Select all lines in the records that include "sentence".

Stored data:

:::

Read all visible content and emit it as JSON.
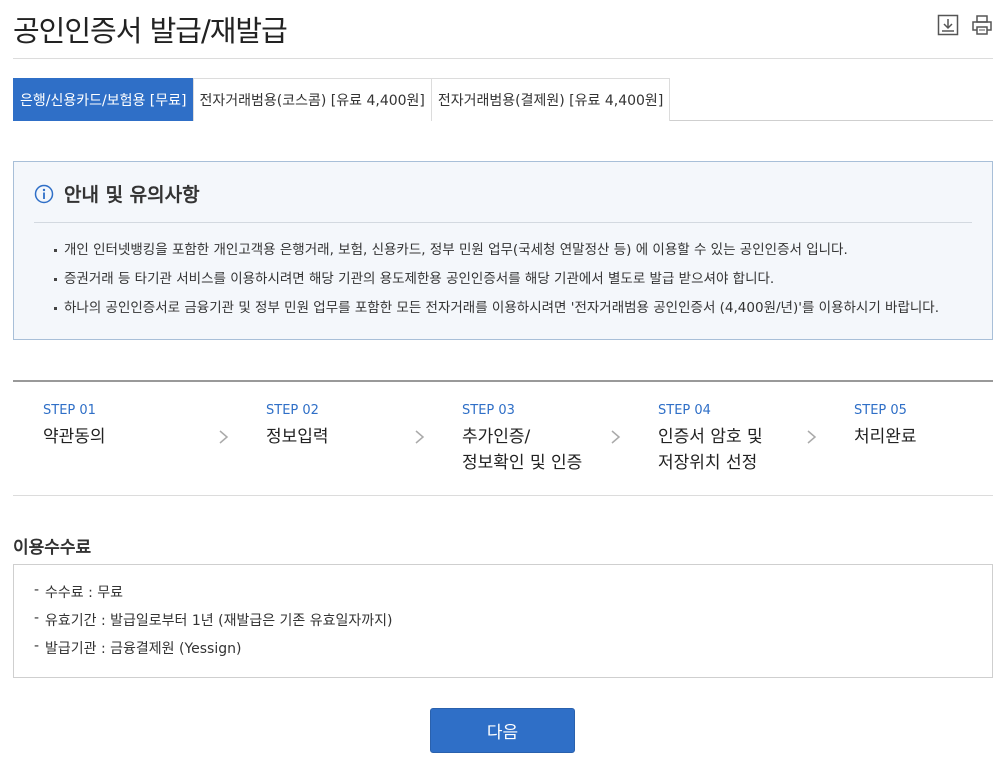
{
  "page": {
    "title": "공인인증서 발급/재발급",
    "icons": [
      "download-icon",
      "print-icon"
    ]
  },
  "tabs": [
    {
      "label": "은행/신용카드/보험용 [무료]",
      "active": true
    },
    {
      "label": "전자거래범용(코스콤) [유료 4,400원]",
      "active": false
    },
    {
      "label": "전자거래범용(결제원) [유료 4,400원]",
      "active": false
    }
  ],
  "notice": {
    "icon": "info-icon",
    "title": "안내 및 유의사항",
    "items": [
      "개인 인터넷뱅킹을 포함한 개인고객용 은행거래, 보험, 신용카드, 정부 민원 업무(국세청 연말정산 등) 에 이용할 수 있는 공인인증서 입니다.",
      "증권거래 등 타기관 서비스를 이용하시려면 해당 기관의 용도제한용 공인인증서를 해당 기관에서 별도로 발급 받으셔야 합니다.",
      "하나의 공인인증서로 금융기관 및 정부 민원 업무를 포함한 모든 전자거래를 이용하시려면 '전자거래범용 공인인증서 (4,400원/년)'를 이용하시기 바랍니다."
    ]
  },
  "steps": [
    {
      "num": "STEP 01",
      "label": "약관동의"
    },
    {
      "num": "STEP 02",
      "label": "정보입력"
    },
    {
      "num": "STEP 03",
      "label": "추가인증/\n정보확인 및 인증"
    },
    {
      "num": "STEP 04",
      "label": "인증서 암호 및\n저장위치 선정"
    },
    {
      "num": "STEP 05",
      "label": "처리완료"
    }
  ],
  "fee": {
    "title": "이용수수료",
    "items": [
      "수수료 : 무료",
      "유효기간 : 발급일로부터 1년 (재발급은 기존 유효일자까지)",
      "발급기관 : 금융결제원 (Yessign)"
    ]
  },
  "next_label": "다음",
  "colors": {
    "accent": "#2f6fc7",
    "notice_bg": "#f4f7fb",
    "notice_border": "#a8bfd8"
  }
}
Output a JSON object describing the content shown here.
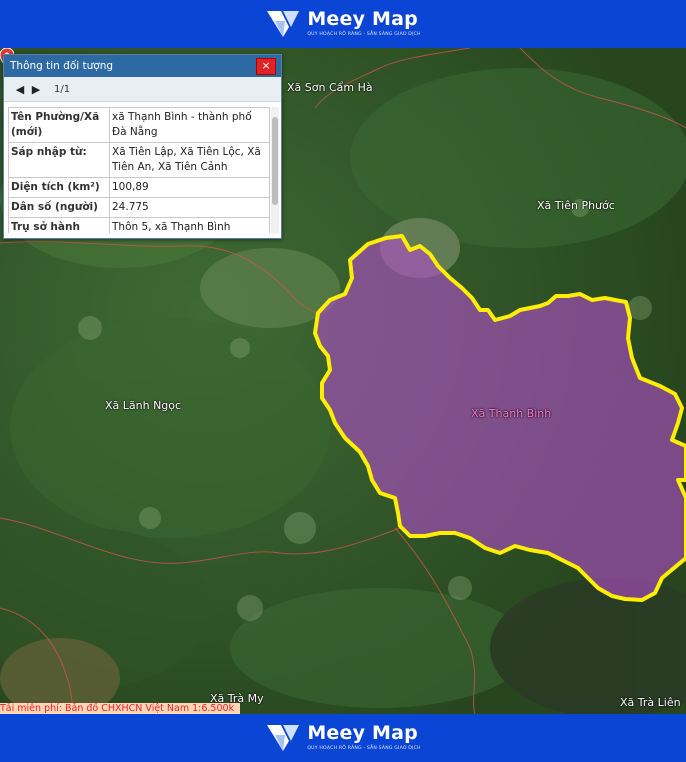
{
  "brand": {
    "name": "Meey Map",
    "tagline": "QUY HOẠCH RÕ RÀNG - SẴN SÀNG GIAO DỊCH"
  },
  "popup": {
    "title": "Thông tin đối tượng",
    "close": "×",
    "pager": "1/1",
    "rows": [
      {
        "key": "Tên Phường/Xã (mới)",
        "value": "xã Thạnh Bình - thành phố Đà Nẵng"
      },
      {
        "key": "Sáp nhập từ:",
        "value": "Xã Tiên Lập, Xã Tiên Lộc, Xã Tiên An, Xã Tiên Cảnh"
      },
      {
        "key": "Diện tích (km²)",
        "value": "100,89"
      },
      {
        "key": "Dân số (người)",
        "value": "24.775"
      },
      {
        "key": "Trụ sở hành chính (mới)",
        "value": "Thôn 5, xã Thạnh Bình"
      }
    ]
  },
  "map": {
    "labels": {
      "son_cam_ha": "Xã Sơn Cẩm Hà",
      "tien_phuoc": "Xã Tiên Phước",
      "lanh_ngoc": "Xã Lãnh Ngọc",
      "thanh_binh": "Xã Thạnh Bình",
      "tra_my": "Xã Trà My",
      "tra_lien": "Xã Trà Liên"
    },
    "disclaimer": "Tải miễn phí: Bản đồ CHXHCN Việt Nam 1:6.500k",
    "colors": {
      "boundary": "#ffee00",
      "fill": "#b04ec8",
      "banner": "#0b45d6"
    }
  }
}
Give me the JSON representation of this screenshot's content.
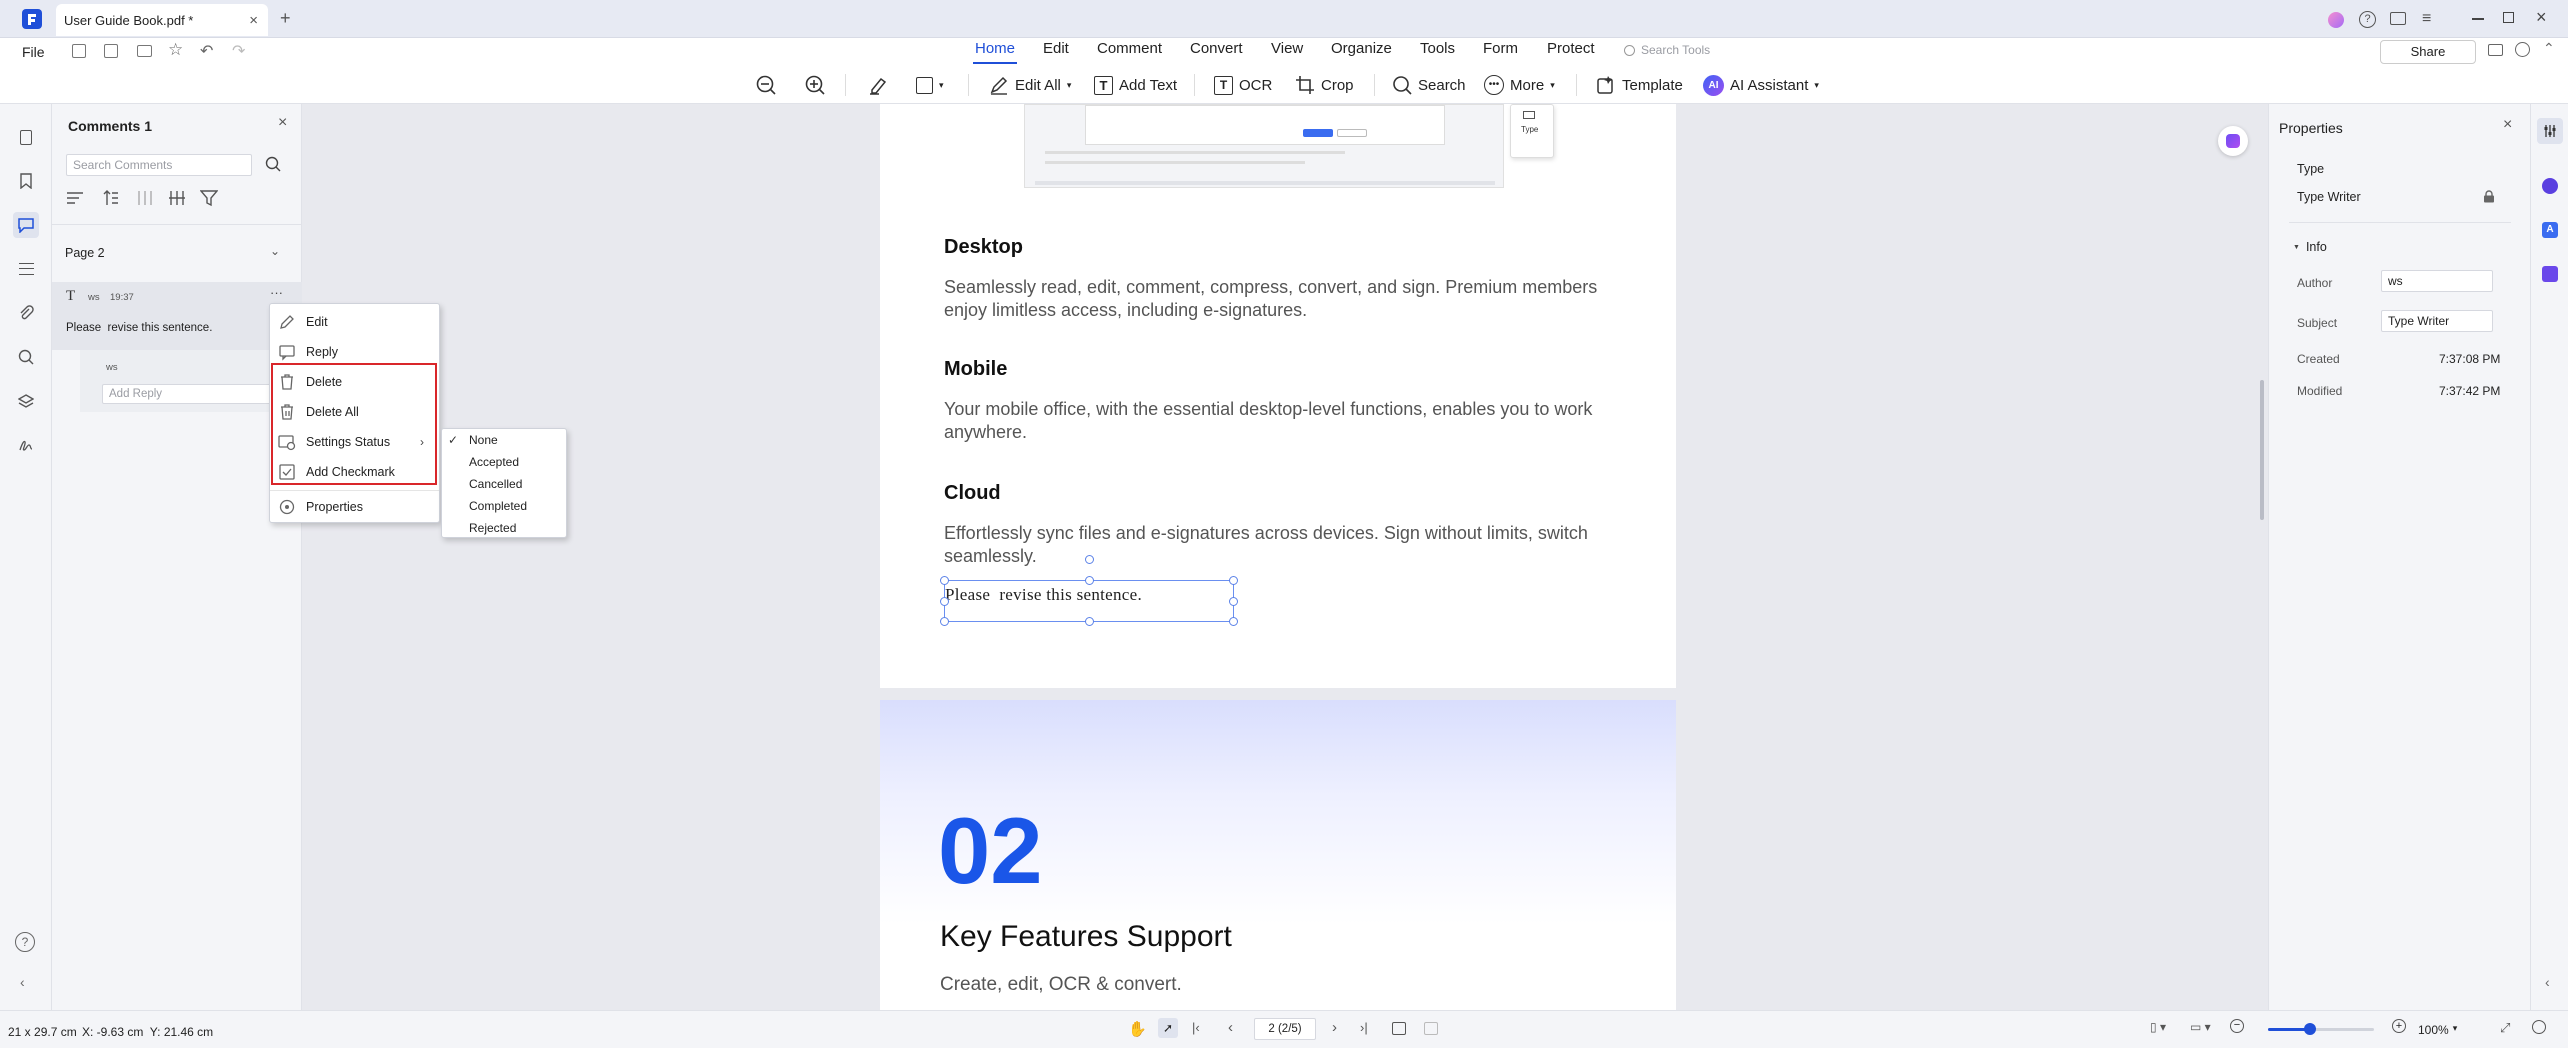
{
  "titlebar": {
    "doc_tab": "User Guide Book.pdf *",
    "new_tab": "+"
  },
  "menubar": {
    "file": "File",
    "tabs": [
      "Home",
      "Edit",
      "Comment",
      "Convert",
      "View",
      "Organize",
      "Tools",
      "Form",
      "Protect"
    ],
    "search_tools_placeholder": "Search Tools",
    "share": "Share",
    "tools": {
      "edit_all": "Edit All",
      "add_text": "Add Text",
      "ocr": "OCR",
      "crop": "Crop",
      "search": "Search",
      "more": "More",
      "template": "Template",
      "ai_assistant": "AI Assistant"
    }
  },
  "comments": {
    "title": "Comments 1",
    "search_placeholder": "Search Comments",
    "page_group": "Page 2",
    "item": {
      "author": "ws",
      "time": "19:37",
      "text": "Please  revise this sentence."
    },
    "reply_author": "ws",
    "reply_placeholder": "Add Reply"
  },
  "context_menu": {
    "items": [
      "Edit",
      "Reply",
      "Delete",
      "Delete All",
      "Settings Status",
      "Add Checkmark",
      "Properties"
    ]
  },
  "status_submenu": {
    "items": [
      "None",
      "Accepted",
      "Cancelled",
      "Completed",
      "Rejected"
    ],
    "checked": "None"
  },
  "document": {
    "mini_dialog_type": "Type",
    "sections": [
      {
        "heading": "Desktop",
        "body": "Seamlessly read, edit, comment, compress, convert, and sign. Premium members enjoy limitless access, including e-signatures."
      },
      {
        "heading": "Mobile",
        "body": "Your mobile office, with the essential desktop-level functions, enables you to work anywhere."
      },
      {
        "heading": "Cloud",
        "body": "Effortlessly sync files and e-signatures across devices. Sign without limits, switch seamlessly."
      }
    ],
    "typewriter_text": "Please  revise this sentence.",
    "next_page": {
      "number": "02",
      "title": "Key Features Support",
      "subtitle": "Create, edit, OCR & convert."
    }
  },
  "properties": {
    "title": "Properties",
    "type_label": "Type",
    "type_value": "Type Writer",
    "info_label": "Info",
    "author_label": "Author",
    "author_value": "ws",
    "subject_label": "Subject",
    "subject_value": "Type Writer",
    "created_label": "Created",
    "created_value": "7:37:08 PM",
    "modified_label": "Modified",
    "modified_value": "7:37:42 PM"
  },
  "statusbar": {
    "page_size": "21 x 29.7 cm",
    "coords": "X: -9.63 cm  Y: 21.46 cm",
    "page_indicator": "2 (2/5)",
    "zoom": "100%",
    "zoom_level": 0.4
  },
  "colors": {
    "accent": "#1f4fd8",
    "highlight_box": "#d9262a",
    "number_blue": "#1a56e8"
  }
}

:::

Written response:
      "text": "Please  revise this sentence."
    "typewriter_text": "Please  revise this sentence.",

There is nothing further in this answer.